**WHAT THIS TASK INVOLVES**
Write out each entry, exactly the way it appears.
::: EXTRACTED RECORDS
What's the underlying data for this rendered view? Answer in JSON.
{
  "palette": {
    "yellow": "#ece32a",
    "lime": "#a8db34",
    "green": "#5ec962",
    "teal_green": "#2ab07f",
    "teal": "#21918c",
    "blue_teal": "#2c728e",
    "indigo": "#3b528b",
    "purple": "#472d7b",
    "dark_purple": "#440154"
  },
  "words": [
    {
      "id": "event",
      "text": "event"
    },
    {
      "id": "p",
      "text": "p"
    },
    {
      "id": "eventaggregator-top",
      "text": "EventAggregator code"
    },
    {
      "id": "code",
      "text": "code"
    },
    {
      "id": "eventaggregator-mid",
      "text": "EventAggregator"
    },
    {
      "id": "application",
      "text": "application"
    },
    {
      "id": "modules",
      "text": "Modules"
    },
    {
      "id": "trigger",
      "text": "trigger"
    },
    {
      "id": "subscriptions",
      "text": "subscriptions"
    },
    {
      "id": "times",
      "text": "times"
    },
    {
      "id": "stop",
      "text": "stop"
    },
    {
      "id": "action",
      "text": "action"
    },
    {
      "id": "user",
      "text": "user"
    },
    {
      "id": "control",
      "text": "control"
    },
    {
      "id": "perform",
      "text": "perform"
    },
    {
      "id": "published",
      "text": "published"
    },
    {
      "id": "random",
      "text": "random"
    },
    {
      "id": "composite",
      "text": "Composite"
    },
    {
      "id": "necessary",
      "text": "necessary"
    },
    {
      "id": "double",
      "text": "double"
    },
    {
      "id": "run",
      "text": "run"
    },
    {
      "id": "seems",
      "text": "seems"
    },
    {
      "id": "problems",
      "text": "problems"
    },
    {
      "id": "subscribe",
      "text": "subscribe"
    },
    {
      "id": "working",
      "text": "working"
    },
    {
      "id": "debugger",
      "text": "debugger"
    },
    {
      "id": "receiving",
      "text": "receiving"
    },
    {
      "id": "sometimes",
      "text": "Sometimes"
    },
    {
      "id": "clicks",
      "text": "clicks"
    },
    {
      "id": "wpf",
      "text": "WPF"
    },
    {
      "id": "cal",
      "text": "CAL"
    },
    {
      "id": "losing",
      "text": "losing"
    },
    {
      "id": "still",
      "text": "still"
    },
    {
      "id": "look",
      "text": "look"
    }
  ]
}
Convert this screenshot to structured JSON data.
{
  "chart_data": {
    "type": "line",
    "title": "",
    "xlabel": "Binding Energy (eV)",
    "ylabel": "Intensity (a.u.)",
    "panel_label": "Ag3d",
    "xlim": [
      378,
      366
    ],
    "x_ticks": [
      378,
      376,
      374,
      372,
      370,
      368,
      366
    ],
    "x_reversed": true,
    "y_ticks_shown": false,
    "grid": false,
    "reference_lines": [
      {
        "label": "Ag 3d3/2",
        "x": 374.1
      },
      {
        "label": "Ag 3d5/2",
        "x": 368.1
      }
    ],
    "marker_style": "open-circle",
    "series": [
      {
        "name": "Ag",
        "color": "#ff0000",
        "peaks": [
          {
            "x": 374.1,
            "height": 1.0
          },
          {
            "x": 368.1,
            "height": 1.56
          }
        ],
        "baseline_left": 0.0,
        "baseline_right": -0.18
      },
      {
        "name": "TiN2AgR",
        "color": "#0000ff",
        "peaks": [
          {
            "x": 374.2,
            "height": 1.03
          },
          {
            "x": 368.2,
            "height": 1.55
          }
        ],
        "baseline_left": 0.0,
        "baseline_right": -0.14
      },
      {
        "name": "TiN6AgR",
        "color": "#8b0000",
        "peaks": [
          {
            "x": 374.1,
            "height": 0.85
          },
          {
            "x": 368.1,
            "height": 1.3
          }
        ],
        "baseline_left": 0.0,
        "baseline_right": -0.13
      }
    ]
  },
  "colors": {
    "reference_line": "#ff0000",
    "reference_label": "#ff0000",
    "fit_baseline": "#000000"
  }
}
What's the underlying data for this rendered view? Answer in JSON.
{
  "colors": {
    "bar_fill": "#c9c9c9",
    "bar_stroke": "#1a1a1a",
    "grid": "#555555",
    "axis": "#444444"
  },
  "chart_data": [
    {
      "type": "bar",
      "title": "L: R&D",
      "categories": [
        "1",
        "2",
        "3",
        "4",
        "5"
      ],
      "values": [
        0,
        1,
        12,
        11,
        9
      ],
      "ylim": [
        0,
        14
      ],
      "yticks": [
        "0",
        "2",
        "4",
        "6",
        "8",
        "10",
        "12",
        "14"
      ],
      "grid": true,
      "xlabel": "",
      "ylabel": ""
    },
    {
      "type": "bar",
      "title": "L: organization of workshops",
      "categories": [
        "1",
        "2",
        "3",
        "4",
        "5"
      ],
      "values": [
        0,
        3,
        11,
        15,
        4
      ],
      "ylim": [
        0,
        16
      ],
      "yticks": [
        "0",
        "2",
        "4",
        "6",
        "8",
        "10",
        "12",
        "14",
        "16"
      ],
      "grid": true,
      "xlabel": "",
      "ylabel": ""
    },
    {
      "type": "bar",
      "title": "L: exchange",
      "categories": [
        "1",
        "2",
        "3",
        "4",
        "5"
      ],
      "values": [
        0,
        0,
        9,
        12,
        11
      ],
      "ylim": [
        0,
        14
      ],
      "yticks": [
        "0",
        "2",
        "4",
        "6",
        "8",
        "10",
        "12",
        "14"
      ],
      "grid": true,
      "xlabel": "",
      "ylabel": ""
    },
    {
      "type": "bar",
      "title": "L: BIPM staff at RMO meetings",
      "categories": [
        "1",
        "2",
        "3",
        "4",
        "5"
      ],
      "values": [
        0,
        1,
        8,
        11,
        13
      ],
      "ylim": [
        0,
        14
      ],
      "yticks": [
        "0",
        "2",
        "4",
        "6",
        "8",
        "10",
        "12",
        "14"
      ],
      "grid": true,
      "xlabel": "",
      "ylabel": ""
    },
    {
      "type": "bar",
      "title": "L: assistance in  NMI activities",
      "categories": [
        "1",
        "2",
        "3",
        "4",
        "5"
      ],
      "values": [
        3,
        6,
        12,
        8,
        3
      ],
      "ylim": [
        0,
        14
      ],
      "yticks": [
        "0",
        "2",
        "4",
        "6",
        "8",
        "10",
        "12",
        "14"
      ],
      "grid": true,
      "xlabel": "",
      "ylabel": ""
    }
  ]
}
::::::
**RESPONSE BELOW**
What's the underlying data for this rendered view? Answer in JSON.
{
  "palette": {
    "yellow": "#ece32a",
    "lime": "#a8db34",
    "green": "#5ec962",
    "teal_green": "#2ab07f",
    "teal": "#21918c",
    "blue_teal": "#2c728e",
    "indigo": "#3b528b",
    "purple": "#472d7b",
    "dark_purple": "#440154"
  },
  "words": [
    {
      "id": "event",
      "text": "event"
    },
    {
      "id": "p",
      "text": "p"
    },
    {
      "id": "eventaggregator-top",
      "text": "EventAggregator code"
    },
    {
      "id": "code",
      "text": "code"
    },
    {
      "id": "eventaggregator-mid",
      "text": "EventAggregator"
    },
    {
      "id": "application",
      "text": "application"
    },
    {
      "id": "modules",
      "text": "Modules"
    },
    {
      "id": "trigger",
      "text": "trigger"
    },
    {
      "id": "subscriptions",
      "text": "subscriptions"
    },
    {
      "id": "times",
      "text": "times"
    },
    {
      "id": "stop",
      "text": "stop"
    },
    {
      "id": "action",
      "text": "action"
    },
    {
      "id": "user",
      "text": "user"
    },
    {
      "id": "control",
      "text": "control"
    },
    {
      "id": "perform",
      "text": "perform"
    },
    {
      "id": "published",
      "text": "published"
    },
    {
      "id": "random",
      "text": "random"
    },
    {
      "id": "composite",
      "text": "Composite"
    },
    {
      "id": "necessary",
      "text": "necessary"
    },
    {
      "id": "double",
      "text": "double"
    },
    {
      "id": "run",
      "text": "run"
    },
    {
      "id": "seems",
      "text": "seems"
    },
    {
      "id": "problems",
      "text": "problems"
    },
    {
      "id": "subscribe",
      "text": "subscribe"
    },
    {
      "id": "working",
      "text": "working"
    },
    {
      "id": "debugger",
      "text": "debugger"
    },
    {
      "id": "receiving",
      "text": "receiving"
    },
    {
      "id": "sometimes",
      "text": "Sometimes"
    },
    {
      "id": "clicks",
      "text": "clicks"
    },
    {
      "id": "wpf",
      "text": "WPF"
    },
    {
      "id": "cal",
      "text": "CAL"
    },
    {
      "id": "losing",
      "text": "losing"
    },
    {
      "id": "still",
      "text": "still"
    },
    {
      "id": "look",
      "text": "look"
    }
  ]
}
Convert this screenshot to structured JSON data.
{
  "chart_data": {
    "type": "line",
    "title": "",
    "xlabel": "Binding Energy (eV)",
    "ylabel": "Intensity (a.u.)",
    "panel_label": "Ag3d",
    "xlim": [
      378,
      366
    ],
    "x_ticks": [
      378,
      376,
      374,
      372,
      370,
      368,
      366
    ],
    "x_reversed": true,
    "y_ticks_shown": false,
    "grid": false,
    "reference_lines": [
      {
        "label": "Ag 3d3/2",
        "x": 374.1
      },
      {
        "label": "Ag 3d5/2",
        "x": 368.1
      }
    ],
    "marker_style": "open-circle",
    "series": [
      {
        "name": "Ag",
        "color": "#ff0000",
        "peaks": [
          {
            "x": 374.1,
            "height": 1.0
          },
          {
            "x": 368.1,
            "height": 1.56
          }
        ],
        "baseline_left": 0.0,
        "baseline_right": -0.18
      },
      {
        "name": "TiN2AgR",
        "color": "#0000ff",
        "peaks": [
          {
            "x": 374.2,
            "height": 1.03
          },
          {
            "x": 368.2,
            "height": 1.55
          }
        ],
        "baseline_left": 0.0,
        "baseline_right": -0.14
      },
      {
        "name": "TiN6AgR",
        "color": "#8b0000",
        "peaks": [
          {
            "x": 374.1,
            "height": 0.85
          },
          {
            "x": 368.1,
            "height": 1.3
          }
        ],
        "baseline_left": 0.0,
        "baseline_right": -0.13
      }
    ]
  },
  "colors": {
    "reference_line": "#ff0000",
    "reference_label": "#ff0000",
    "fit_baseline": "#000000"
  }
}
What's the underlying data for this rendered view? Answer in JSON.
{
  "colors": {
    "bar_fill": "#c9c9c9",
    "bar_stroke": "#1a1a1a",
    "grid": "#555555",
    "axis": "#444444"
  },
  "chart_data": [
    {
      "type": "bar",
      "title": "L: R&D",
      "categories": [
        "1",
        "2",
        "3",
        "4",
        "5"
      ],
      "values": [
        0,
        1,
        12,
        11,
        9
      ],
      "ylim": [
        0,
        14
      ],
      "yticks": [
        "0",
        "2",
        "4",
        "6",
        "8",
        "10",
        "12",
        "14"
      ],
      "grid": true,
      "xlabel": "",
      "ylabel": ""
    },
    {
      "type": "bar",
      "title": "L: organization of workshops",
      "categories": [
        "1",
        "2",
        "3",
        "4",
        "5"
      ],
      "values": [
        0,
        3,
        11,
        15,
        4
      ],
      "ylim": [
        0,
        16
      ],
      "yticks": [
        "0",
        "2",
        "4",
        "6",
        "8",
        "10",
        "12",
        "14",
        "16"
      ],
      "grid": true,
      "xlabel": "",
      "ylabel": ""
    },
    {
      "type": "bar",
      "title": "L: exchange",
      "categories": [
        "1",
        "2",
        "3",
        "4",
        "5"
      ],
      "values": [
        0,
        0,
        9,
        12,
        11
      ],
      "ylim": [
        0,
        14
      ],
      "yticks": [
        "0",
        "2",
        "4",
        "6",
        "8",
        "10",
        "12",
        "14"
      ],
      "grid": true,
      "xlabel": "",
      "ylabel": ""
    },
    {
      "type": "bar",
      "title": "L: BIPM staff at RMO meetings",
      "categories": [
        "1",
        "2",
        "3",
        "4",
        "5"
      ],
      "values": [
        0,
        1,
        8,
        11,
        13
      ],
      "ylim": [
        0,
        14
      ],
      "yticks": [
        "0",
        "2",
        "4",
        "6",
        "8",
        "10",
        "12",
        "14"
      ],
      "grid": true,
      "xlabel": "",
      "ylabel": ""
    },
    {
      "type": "bar",
      "title": "L: assistance in  NMI activities",
      "categories": [
        "1",
        "2",
        "3",
        "4",
        "5"
      ],
      "values": [
        3,
        6,
        12,
        8,
        3
      ],
      "ylim": [
        0,
        14
      ],
      "yticks": [
        "0",
        "2",
        "4",
        "6",
        "8",
        "10",
        "12",
        "14"
      ],
      "grid": true,
      "xlabel": "",
      "ylabel": ""
    }
  ]
}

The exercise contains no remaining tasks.